What to do: Make an exact copy of all the records.

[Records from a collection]
★ ★ ★ ★ ★

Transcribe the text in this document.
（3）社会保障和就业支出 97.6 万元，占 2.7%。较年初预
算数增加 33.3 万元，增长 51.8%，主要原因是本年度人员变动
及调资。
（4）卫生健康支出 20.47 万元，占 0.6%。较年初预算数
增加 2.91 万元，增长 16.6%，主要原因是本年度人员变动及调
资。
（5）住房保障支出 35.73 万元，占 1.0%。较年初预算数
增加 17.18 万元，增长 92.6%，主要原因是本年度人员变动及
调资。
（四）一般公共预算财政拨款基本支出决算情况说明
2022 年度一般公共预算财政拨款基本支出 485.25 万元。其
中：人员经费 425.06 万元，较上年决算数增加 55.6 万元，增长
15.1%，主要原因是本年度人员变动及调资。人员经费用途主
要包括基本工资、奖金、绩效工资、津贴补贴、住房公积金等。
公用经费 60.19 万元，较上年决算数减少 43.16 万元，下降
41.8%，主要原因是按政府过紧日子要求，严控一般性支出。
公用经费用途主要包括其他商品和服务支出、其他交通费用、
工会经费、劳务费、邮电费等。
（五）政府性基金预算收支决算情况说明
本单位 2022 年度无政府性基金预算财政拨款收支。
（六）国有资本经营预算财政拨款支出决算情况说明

★ ★ ★ ★ ★

Full response:
Transcribe the text in this document.
（3）社会保障和就业支出 97.6 万元，占 2.7%。较年初预
算数增加 33.3 万元，增长 51.8%，主要原因是本年度人员变动
及调资。
（4）卫生健康支出 20.47 万元，占 0.6%。较年初预算数
增加 2.91 万元，增长 16.6%，主要原因是本年度人员变动及调
资。
（5）住房保障支出 35.73 万元，占 1.0%。较年初预算数
增加 17.18 万元，增长 92.6%，主要原因是本年度人员变动及
调资。
（四）一般公共预算财政拨款基本支出决算情况说明
2022 年度一般公共预算财政拨款基本支出 485.25 万元。其
中：人员经费 425.06 万元，较上年决算数增加 55.6 万元，增长
15.1%，主要原因是本年度人员变动及调资。人员经费用途主
要包括基本工资、奖金、绩效工资、津贴补贴、住房公积金等。
公用经费 60.19 万元，较上年决算数减少 43.16 万元，下降
41.8%，主要原因是按政府过紧日子要求，严控一般性支出。
公用经费用途主要包括其他商品和服务支出、其他交通费用、
工会经费、劳务费、邮电费等。
（五）政府性基金预算收支决算情况说明
本单位 2022 年度无政府性基金预算财政拨款收支。
（六）国有资本经营预算财政拨款支出决算情况说明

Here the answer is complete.